YOUR TASK | Collect all the lines that mention the word "Stock".

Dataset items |
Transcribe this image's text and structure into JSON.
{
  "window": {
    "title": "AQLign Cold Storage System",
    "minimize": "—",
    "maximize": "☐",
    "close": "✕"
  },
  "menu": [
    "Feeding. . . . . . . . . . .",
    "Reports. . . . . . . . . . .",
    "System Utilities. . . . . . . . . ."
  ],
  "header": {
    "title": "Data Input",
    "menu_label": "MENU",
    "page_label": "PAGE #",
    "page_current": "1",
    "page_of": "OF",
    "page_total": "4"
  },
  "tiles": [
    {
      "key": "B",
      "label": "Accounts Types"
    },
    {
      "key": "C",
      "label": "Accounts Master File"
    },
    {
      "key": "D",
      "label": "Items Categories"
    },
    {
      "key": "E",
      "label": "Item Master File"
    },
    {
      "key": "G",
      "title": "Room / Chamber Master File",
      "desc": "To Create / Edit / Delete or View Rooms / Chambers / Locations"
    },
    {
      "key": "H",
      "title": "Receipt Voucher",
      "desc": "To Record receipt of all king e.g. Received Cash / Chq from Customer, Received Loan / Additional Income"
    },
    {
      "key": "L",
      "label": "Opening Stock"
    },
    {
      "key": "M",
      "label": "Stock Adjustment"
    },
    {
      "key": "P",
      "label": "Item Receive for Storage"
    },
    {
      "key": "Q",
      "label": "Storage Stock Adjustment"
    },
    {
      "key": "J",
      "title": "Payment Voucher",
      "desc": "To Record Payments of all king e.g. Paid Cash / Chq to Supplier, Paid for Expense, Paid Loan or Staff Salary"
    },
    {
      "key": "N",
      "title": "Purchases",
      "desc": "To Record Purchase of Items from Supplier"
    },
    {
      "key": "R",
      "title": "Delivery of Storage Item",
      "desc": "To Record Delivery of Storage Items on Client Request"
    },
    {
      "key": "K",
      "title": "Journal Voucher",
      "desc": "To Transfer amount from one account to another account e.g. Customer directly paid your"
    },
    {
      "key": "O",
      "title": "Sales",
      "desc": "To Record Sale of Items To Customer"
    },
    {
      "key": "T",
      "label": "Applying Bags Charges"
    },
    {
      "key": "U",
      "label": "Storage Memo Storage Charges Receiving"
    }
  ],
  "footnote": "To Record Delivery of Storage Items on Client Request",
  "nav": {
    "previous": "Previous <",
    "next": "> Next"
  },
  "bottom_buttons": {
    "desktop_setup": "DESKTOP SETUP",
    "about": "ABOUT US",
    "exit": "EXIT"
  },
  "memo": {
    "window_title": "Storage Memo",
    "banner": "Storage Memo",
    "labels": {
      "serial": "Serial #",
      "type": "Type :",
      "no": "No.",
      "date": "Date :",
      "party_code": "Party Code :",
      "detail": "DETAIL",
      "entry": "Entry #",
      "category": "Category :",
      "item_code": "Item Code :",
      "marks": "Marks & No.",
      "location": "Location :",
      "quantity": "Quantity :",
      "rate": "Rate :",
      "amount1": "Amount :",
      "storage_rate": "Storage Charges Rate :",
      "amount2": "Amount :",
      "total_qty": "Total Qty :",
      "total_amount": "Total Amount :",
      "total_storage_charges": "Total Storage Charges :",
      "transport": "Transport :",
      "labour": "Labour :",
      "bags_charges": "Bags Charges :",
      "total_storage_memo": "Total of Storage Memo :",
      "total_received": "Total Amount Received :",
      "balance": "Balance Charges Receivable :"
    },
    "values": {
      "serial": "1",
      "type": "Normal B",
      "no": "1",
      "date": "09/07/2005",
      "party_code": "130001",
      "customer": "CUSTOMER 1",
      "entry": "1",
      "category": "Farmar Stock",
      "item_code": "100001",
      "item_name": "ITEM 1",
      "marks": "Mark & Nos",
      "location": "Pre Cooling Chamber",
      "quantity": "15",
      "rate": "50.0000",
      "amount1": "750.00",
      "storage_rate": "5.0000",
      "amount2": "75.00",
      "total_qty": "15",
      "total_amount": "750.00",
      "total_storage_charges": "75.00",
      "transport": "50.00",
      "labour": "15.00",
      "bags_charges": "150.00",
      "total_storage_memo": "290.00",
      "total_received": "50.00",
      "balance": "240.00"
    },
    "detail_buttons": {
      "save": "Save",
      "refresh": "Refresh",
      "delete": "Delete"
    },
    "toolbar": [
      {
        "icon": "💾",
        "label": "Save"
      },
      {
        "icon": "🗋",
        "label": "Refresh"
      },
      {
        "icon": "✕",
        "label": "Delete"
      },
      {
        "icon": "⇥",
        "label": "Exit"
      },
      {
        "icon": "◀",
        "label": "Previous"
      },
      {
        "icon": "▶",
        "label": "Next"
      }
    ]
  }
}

==

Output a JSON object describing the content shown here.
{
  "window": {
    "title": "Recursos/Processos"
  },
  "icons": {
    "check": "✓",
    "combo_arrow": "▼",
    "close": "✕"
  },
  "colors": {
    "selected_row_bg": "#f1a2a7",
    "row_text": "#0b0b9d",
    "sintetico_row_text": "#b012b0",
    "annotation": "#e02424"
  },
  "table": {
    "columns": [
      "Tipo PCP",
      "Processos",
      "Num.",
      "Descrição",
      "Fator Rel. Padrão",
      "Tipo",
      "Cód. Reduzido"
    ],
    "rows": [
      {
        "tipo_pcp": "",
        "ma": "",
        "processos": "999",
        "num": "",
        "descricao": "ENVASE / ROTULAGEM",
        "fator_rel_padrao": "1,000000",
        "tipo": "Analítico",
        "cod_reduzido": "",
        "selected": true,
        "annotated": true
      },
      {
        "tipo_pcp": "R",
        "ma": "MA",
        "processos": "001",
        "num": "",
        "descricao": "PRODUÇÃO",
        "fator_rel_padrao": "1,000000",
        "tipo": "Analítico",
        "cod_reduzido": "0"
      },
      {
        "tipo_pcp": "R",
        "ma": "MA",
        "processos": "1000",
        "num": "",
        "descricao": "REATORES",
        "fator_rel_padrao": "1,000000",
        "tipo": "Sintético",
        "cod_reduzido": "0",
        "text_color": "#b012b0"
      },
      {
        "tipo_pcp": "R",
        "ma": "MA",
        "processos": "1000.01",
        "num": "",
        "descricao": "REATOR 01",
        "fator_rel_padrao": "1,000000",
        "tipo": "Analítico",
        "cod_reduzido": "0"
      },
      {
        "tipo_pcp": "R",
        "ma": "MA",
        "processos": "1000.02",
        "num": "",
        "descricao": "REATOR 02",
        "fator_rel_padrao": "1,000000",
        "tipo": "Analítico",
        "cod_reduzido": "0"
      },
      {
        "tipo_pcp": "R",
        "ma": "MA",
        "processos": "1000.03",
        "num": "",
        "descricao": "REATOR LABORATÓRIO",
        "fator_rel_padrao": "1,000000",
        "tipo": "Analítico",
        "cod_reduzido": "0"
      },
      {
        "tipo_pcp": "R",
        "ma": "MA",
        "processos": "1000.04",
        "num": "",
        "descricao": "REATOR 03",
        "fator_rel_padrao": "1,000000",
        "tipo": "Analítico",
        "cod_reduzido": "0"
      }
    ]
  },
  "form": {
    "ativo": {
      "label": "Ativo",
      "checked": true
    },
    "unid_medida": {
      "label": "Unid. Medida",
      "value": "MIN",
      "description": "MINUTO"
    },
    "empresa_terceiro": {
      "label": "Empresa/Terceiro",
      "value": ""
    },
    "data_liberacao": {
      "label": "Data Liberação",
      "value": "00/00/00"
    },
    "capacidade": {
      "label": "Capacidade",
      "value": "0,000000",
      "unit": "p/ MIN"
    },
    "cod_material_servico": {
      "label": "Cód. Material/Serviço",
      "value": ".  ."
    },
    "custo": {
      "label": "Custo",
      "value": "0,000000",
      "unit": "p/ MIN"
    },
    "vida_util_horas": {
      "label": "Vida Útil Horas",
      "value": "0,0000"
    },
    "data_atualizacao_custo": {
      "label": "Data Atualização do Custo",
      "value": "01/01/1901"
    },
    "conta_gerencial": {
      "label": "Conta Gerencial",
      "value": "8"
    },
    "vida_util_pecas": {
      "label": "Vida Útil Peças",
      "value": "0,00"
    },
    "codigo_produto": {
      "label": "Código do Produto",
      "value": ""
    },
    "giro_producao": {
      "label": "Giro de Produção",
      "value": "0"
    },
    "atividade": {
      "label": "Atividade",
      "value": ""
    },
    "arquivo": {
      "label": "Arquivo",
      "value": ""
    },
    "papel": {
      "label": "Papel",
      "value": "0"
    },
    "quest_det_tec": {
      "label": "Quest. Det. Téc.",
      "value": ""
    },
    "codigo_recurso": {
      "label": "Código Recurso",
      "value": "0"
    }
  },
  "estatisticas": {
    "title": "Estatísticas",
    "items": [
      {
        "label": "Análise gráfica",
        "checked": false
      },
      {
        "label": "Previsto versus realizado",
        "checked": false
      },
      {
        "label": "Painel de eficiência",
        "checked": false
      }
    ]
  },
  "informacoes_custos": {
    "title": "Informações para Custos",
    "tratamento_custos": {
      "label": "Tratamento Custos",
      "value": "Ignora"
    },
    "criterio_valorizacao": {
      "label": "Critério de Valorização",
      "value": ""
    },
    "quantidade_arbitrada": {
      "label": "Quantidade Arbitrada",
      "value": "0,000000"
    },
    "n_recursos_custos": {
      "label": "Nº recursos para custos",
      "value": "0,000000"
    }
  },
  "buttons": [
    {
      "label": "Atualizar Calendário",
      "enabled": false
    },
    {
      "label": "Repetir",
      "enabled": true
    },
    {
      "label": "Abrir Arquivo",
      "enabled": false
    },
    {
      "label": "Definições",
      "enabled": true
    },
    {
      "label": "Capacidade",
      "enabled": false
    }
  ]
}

WRITTEN SOLUTION |
      "label": "Opening Stock"
      "label": "Stock Adjustment"
      "label": "Storage Stock Adjustment"
      "category": "Farmar Stock",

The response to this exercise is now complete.